Please copy the items line for line, starting at the line that contains "x-tick-label: 7.5: [210, 805, 231, 822]" and ending at the line that contains "x-axis-label: Chemical Shift", with both of those lines included.

>> begin Data shown

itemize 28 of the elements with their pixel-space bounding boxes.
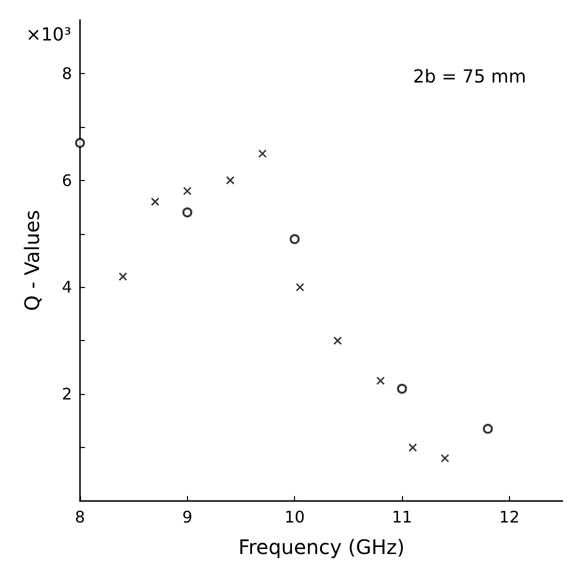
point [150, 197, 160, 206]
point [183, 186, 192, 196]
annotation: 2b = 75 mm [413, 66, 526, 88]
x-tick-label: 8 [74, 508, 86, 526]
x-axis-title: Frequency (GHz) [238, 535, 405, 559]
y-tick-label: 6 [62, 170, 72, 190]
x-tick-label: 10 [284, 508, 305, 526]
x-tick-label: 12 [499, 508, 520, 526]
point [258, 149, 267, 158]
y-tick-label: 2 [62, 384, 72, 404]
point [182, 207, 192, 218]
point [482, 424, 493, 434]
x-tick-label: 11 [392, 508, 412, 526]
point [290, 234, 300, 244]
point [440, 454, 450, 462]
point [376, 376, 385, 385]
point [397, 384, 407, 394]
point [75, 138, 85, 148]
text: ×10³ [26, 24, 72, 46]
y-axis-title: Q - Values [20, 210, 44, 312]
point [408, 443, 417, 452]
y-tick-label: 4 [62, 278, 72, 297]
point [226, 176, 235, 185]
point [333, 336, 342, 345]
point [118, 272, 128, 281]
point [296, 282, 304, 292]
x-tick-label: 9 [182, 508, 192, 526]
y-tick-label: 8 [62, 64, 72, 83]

>> end Data shown
>> begin Data shown

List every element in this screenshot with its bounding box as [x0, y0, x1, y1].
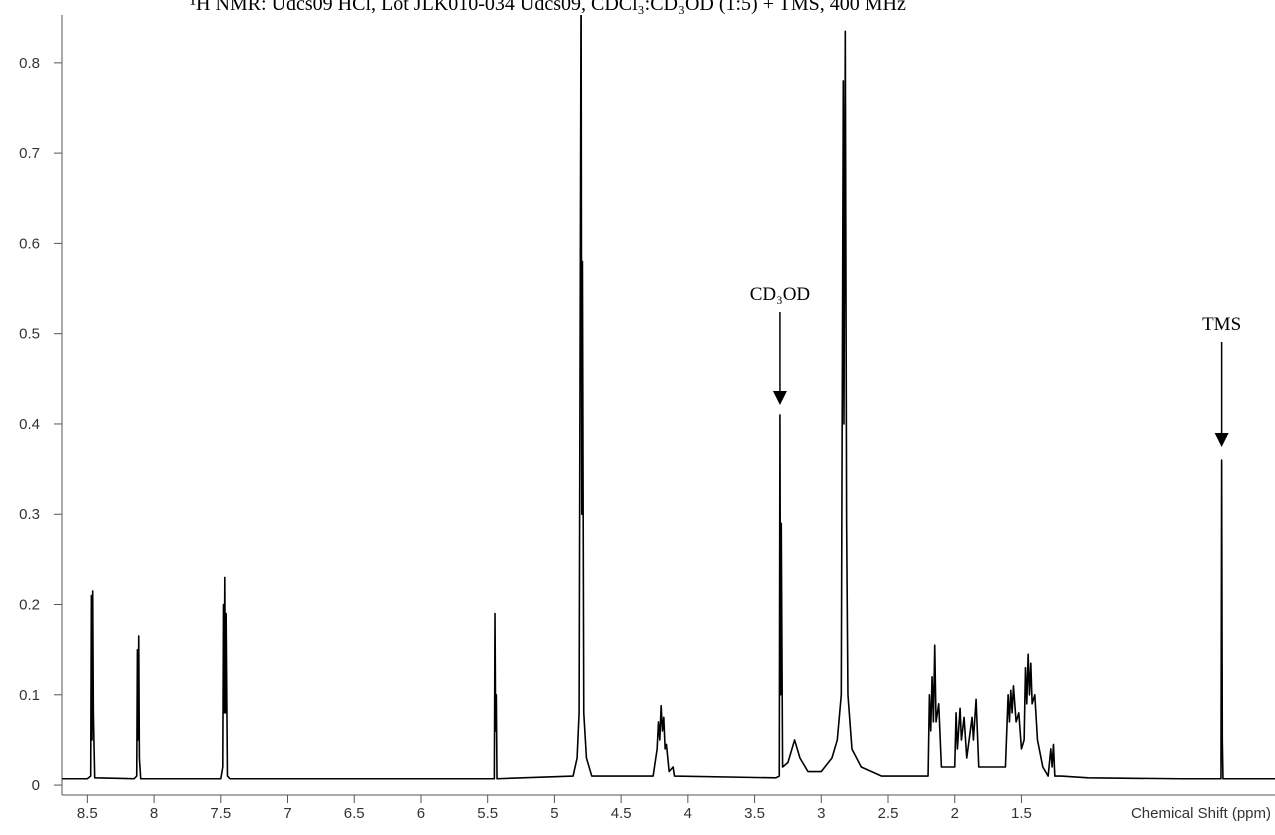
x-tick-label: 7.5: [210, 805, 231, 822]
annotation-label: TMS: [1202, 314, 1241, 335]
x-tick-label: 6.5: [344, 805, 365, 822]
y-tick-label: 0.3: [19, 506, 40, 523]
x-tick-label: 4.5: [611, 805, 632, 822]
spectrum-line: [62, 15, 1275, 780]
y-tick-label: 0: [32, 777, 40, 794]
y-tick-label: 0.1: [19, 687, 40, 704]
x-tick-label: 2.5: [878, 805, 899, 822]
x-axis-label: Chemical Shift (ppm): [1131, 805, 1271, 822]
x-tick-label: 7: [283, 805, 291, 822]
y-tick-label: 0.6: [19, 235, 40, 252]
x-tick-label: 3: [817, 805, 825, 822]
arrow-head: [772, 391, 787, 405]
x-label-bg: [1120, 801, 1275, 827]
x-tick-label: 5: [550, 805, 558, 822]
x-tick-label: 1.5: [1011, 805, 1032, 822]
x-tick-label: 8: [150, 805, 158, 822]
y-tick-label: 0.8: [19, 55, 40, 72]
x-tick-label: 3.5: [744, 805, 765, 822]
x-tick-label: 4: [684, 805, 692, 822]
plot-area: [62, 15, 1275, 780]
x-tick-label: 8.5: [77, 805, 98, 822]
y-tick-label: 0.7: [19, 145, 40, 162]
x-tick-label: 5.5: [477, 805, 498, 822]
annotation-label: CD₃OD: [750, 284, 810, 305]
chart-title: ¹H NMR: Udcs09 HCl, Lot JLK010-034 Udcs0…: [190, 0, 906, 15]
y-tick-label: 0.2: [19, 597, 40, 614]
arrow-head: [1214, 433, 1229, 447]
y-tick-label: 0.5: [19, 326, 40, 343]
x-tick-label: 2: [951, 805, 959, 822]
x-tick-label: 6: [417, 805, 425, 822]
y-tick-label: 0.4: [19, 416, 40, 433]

>> end Data shown

Completed task
x-tick-label: 7.5: [210, 805, 231, 822]
annotation-label: TMS: [1202, 314, 1241, 335]
x-tick-label: 6.5: [344, 805, 365, 822]
y-tick-label: 0.3: [19, 506, 40, 523]
x-tick-label: 4.5: [611, 805, 632, 822]
spectrum-line: [62, 15, 1275, 780]
y-tick-label: 0: [32, 777, 40, 794]
y-tick-label: 0.1: [19, 687, 40, 704]
x-tick-label: 2.5: [878, 805, 899, 822]
x-axis-label: Chemical Shift (ppm): [1131, 805, 1271, 822]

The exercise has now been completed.